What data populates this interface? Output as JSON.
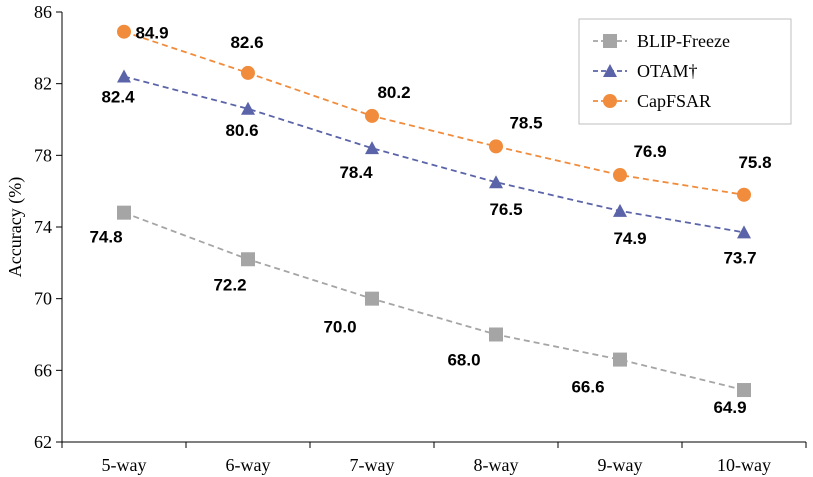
{
  "chart_data": {
    "type": "line",
    "title": "",
    "xlabel": "",
    "ylabel": "Accuracy (%)",
    "ylim": [
      62,
      86
    ],
    "yticks": [
      "62",
      "66",
      "70",
      "74",
      "78",
      "82",
      "86"
    ],
    "categories": [
      "5-way",
      "6-way",
      "7-way",
      "8-way",
      "9-way",
      "10-way"
    ],
    "legend_position": "top-right",
    "series": [
      {
        "name": "BLIP-Freeze",
        "marker": "square",
        "color": "#a5a5a5",
        "values": [
          74.8,
          72.2,
          70.0,
          68.0,
          66.6,
          64.9
        ],
        "labels": [
          "74.8",
          "72.2",
          "70.0",
          "68.0",
          "66.6",
          "64.9"
        ]
      },
      {
        "name": "OTAM†",
        "marker": "triangle",
        "color": "#5b64a8",
        "values": [
          82.4,
          80.6,
          78.4,
          76.5,
          74.9,
          73.7
        ],
        "labels": [
          "82.4",
          "80.6",
          "78.4",
          "76.5",
          "74.9",
          "73.7"
        ]
      },
      {
        "name": "CapFSAR",
        "marker": "circle",
        "color": "#f08c3c",
        "values": [
          84.9,
          82.6,
          80.2,
          78.5,
          76.9,
          75.8
        ],
        "labels": [
          "84.9",
          "82.6",
          "80.2",
          "78.5",
          "76.9",
          "75.8"
        ]
      }
    ]
  }
}
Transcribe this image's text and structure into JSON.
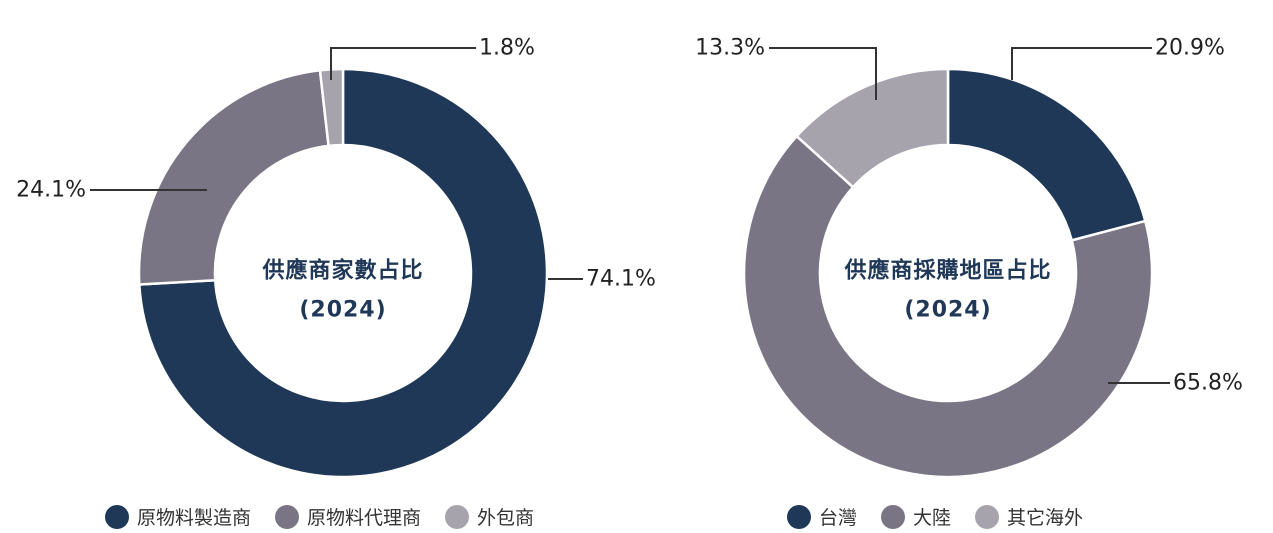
{
  "colors": {
    "navy": "#1f3857",
    "gray": "#7a7585",
    "light_gray": "#a6a3ad",
    "label_line": "#333333",
    "center_text": "#1f3857"
  },
  "chart_data": [
    {
      "type": "pie",
      "donut": true,
      "title": "供應商家數占比",
      "subtitle": "(2024)",
      "series": [
        {
          "name": "原物料製造商",
          "value": 74.1,
          "label": "74.1%",
          "color": "#1f3857"
        },
        {
          "name": "原物料代理商",
          "value": 24.1,
          "label": "24.1%",
          "color": "#7a7585"
        },
        {
          "name": "外包商",
          "value": 1.8,
          "label": "1.8%",
          "color": "#a6a3ad"
        }
      ],
      "legend_position": "bottom"
    },
    {
      "type": "pie",
      "donut": true,
      "title": "供應商採購地區占比",
      "subtitle": "(2024)",
      "series": [
        {
          "name": "台灣",
          "value": 20.9,
          "label": "20.9%",
          "color": "#1f3857"
        },
        {
          "name": "大陸",
          "value": 65.8,
          "label": "65.8%",
          "color": "#7a7585"
        },
        {
          "name": "其它海外",
          "value": 13.3,
          "label": "13.3%",
          "color": "#a6a3ad"
        }
      ],
      "legend_position": "bottom"
    }
  ]
}
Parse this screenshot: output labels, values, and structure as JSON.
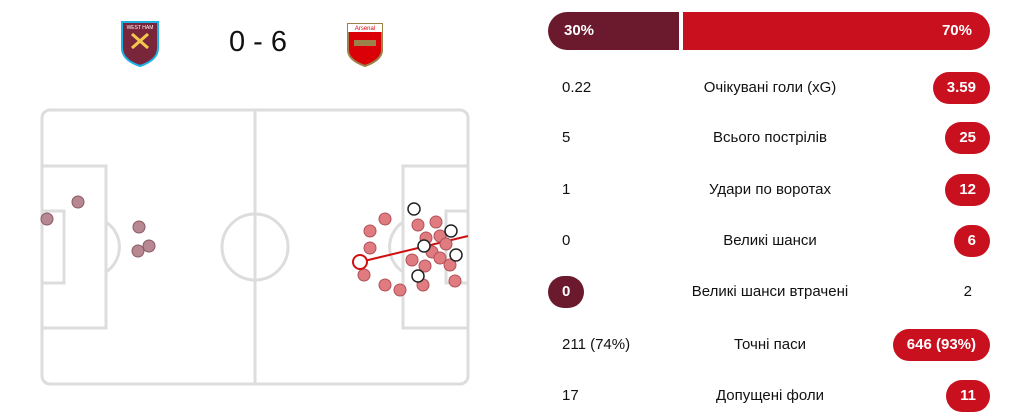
{
  "match": {
    "score": "0 - 6",
    "home_badge": "WEST HAM",
    "away_badge": "Arsenal"
  },
  "possession": {
    "home": "30%",
    "away": "70%"
  },
  "stats": [
    {
      "home": "0.22",
      "label": "Очікувані голи (xG)",
      "away": "3.59",
      "highlight": "away"
    },
    {
      "home": "5",
      "label": "Всього пострілів",
      "away": "25",
      "highlight": "away"
    },
    {
      "home": "1",
      "label": "Удари по воротах",
      "away": "12",
      "highlight": "away"
    },
    {
      "home": "0",
      "label": "Великі шанси",
      "away": "6",
      "highlight": "away"
    },
    {
      "home": "0",
      "label": "Великі шанси втрачені",
      "away": "2",
      "highlight": "home"
    },
    {
      "home": "211 (74%)",
      "label": "Точні паси",
      "away": "646 (93%)",
      "highlight": "away"
    },
    {
      "home": "17",
      "label": "Допущені фоли",
      "away": "11",
      "highlight": "away"
    }
  ]
}
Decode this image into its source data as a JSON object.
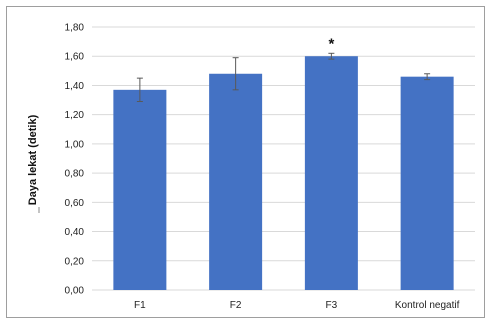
{
  "chart_data": {
    "type": "bar",
    "categories": [
      "F1",
      "F2",
      "F3",
      "Kontrol negatif"
    ],
    "values": [
      1.37,
      1.48,
      1.6,
      1.46
    ],
    "error": [
      0.08,
      0.11,
      0.02,
      0.02
    ],
    "annotations": [
      {
        "category": "F3",
        "text": "*"
      }
    ],
    "title": "",
    "xlabel": "",
    "ylabel": "Daya lekat (detik)",
    "ylim": [
      0,
      1.8
    ],
    "yticks": [
      "0,00",
      "0,20",
      "0,40",
      "0,60",
      "0,80",
      "1,00",
      "1,20",
      "1,40",
      "1,60",
      "1,80"
    ],
    "grid": true,
    "legend": "none",
    "bar_color": "#4472C4",
    "grid_color": "#d9d9d9",
    "error_color": "#595959"
  }
}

* Brief: Make an exact copy of the whole listing, but don't bring over any pictures.

* The response:
What data populates this interface? Output as JSON.
{
  "chart_data": {
    "type": "line",
    "title": "",
    "xlabel": "",
    "ylabel": "Accuracy (%)",
    "ylim": [
      62,
      86
    ],
    "yticks": [
      "62",
      "66",
      "70",
      "74",
      "78",
      "82",
      "86"
    ],
    "categories": [
      "5-way",
      "6-way",
      "7-way",
      "8-way",
      "9-way",
      "10-way"
    ],
    "legend_position": "top-right",
    "series": [
      {
        "name": "BLIP-Freeze",
        "marker": "square",
        "color": "#a5a5a5",
        "values": [
          74.8,
          72.2,
          70.0,
          68.0,
          66.6,
          64.9
        ],
        "labels": [
          "74.8",
          "72.2",
          "70.0",
          "68.0",
          "66.6",
          "64.9"
        ]
      },
      {
        "name": "OTAM†",
        "marker": "triangle",
        "color": "#5b64a8",
        "values": [
          82.4,
          80.6,
          78.4,
          76.5,
          74.9,
          73.7
        ],
        "labels": [
          "82.4",
          "80.6",
          "78.4",
          "76.5",
          "74.9",
          "73.7"
        ]
      },
      {
        "name": "CapFSAR",
        "marker": "circle",
        "color": "#f08c3c",
        "values": [
          84.9,
          82.6,
          80.2,
          78.5,
          76.9,
          75.8
        ],
        "labels": [
          "84.9",
          "82.6",
          "80.2",
          "78.5",
          "76.9",
          "75.8"
        ]
      }
    ]
  }
}
Transcribe this image's text and structure into JSON.
{
  "colors": {
    "navy": "#1f3857",
    "gray": "#7a7585",
    "light_gray": "#a6a3ad",
    "label_line": "#333333",
    "center_text": "#1f3857"
  },
  "chart_data": [
    {
      "type": "pie",
      "donut": true,
      "title": "供應商家數占比",
      "subtitle": "(2024)",
      "series": [
        {
          "name": "原物料製造商",
          "value": 74.1,
          "label": "74.1%",
          "color": "#1f3857"
        },
        {
          "name": "原物料代理商",
          "value": 24.1,
          "label": "24.1%",
          "color": "#7a7585"
        },
        {
          "name": "外包商",
          "value": 1.8,
          "label": "1.8%",
          "color": "#a6a3ad"
        }
      ],
      "legend_position": "bottom"
    },
    {
      "type": "pie",
      "donut": true,
      "title": "供應商採購地區占比",
      "subtitle": "(2024)",
      "series": [
        {
          "name": "台灣",
          "value": 20.9,
          "label": "20.9%",
          "color": "#1f3857"
        },
        {
          "name": "大陸",
          "value": 65.8,
          "label": "65.8%",
          "color": "#7a7585"
        },
        {
          "name": "其它海外",
          "value": 13.3,
          "label": "13.3%",
          "color": "#a6a3ad"
        }
      ],
      "legend_position": "bottom"
    }
  ]
}
Parse this screenshot: output labels, values, and structure as JSON.
{
  "match": {
    "score": "0 - 6",
    "home_badge": "WEST HAM",
    "away_badge": "Arsenal"
  },
  "possession": {
    "home": "30%",
    "away": "70%"
  },
  "stats": [
    {
      "home": "0.22",
      "label": "Очікувані голи (xG)",
      "away": "3.59",
      "highlight": "away"
    },
    {
      "home": "5",
      "label": "Всього пострілів",
      "away": "25",
      "highlight": "away"
    },
    {
      "home": "1",
      "label": "Удари по воротах",
      "away": "12",
      "highlight": "away"
    },
    {
      "home": "0",
      "label": "Великі шанси",
      "away": "6",
      "highlight": "away"
    },
    {
      "home": "0",
      "label": "Великі шанси втрачені",
      "away": "2",
      "highlight": "home"
    },
    {
      "home": "211 (74%)",
      "label": "Точні паси",
      "away": "646 (93%)",
      "highlight": "away"
    },
    {
      "home": "17",
      "label": "Допущені фоли",
      "away": "11",
      "highlight": "away"
    }
  ]
}
Decode this image into its source data as a JSON object.
{
  "chart_data": {
    "type": "bar",
    "categories": [
      "F1",
      "F2",
      "F3",
      "Kontrol negatif"
    ],
    "values": [
      1.37,
      1.48,
      1.6,
      1.46
    ],
    "error": [
      0.08,
      0.11,
      0.02,
      0.02
    ],
    "annotations": [
      {
        "category": "F3",
        "text": "*"
      }
    ],
    "title": "",
    "xlabel": "",
    "ylabel": "Daya lekat (detik)",
    "ylim": [
      0,
      1.8
    ],
    "yticks": [
      "0,00",
      "0,20",
      "0,40",
      "0,60",
      "0,80",
      "1,00",
      "1,20",
      "1,40",
      "1,60",
      "1,80"
    ],
    "grid": true,
    "legend": "none",
    "bar_color": "#4472C4",
    "grid_color": "#d9d9d9",
    "error_color": "#595959"
  }
}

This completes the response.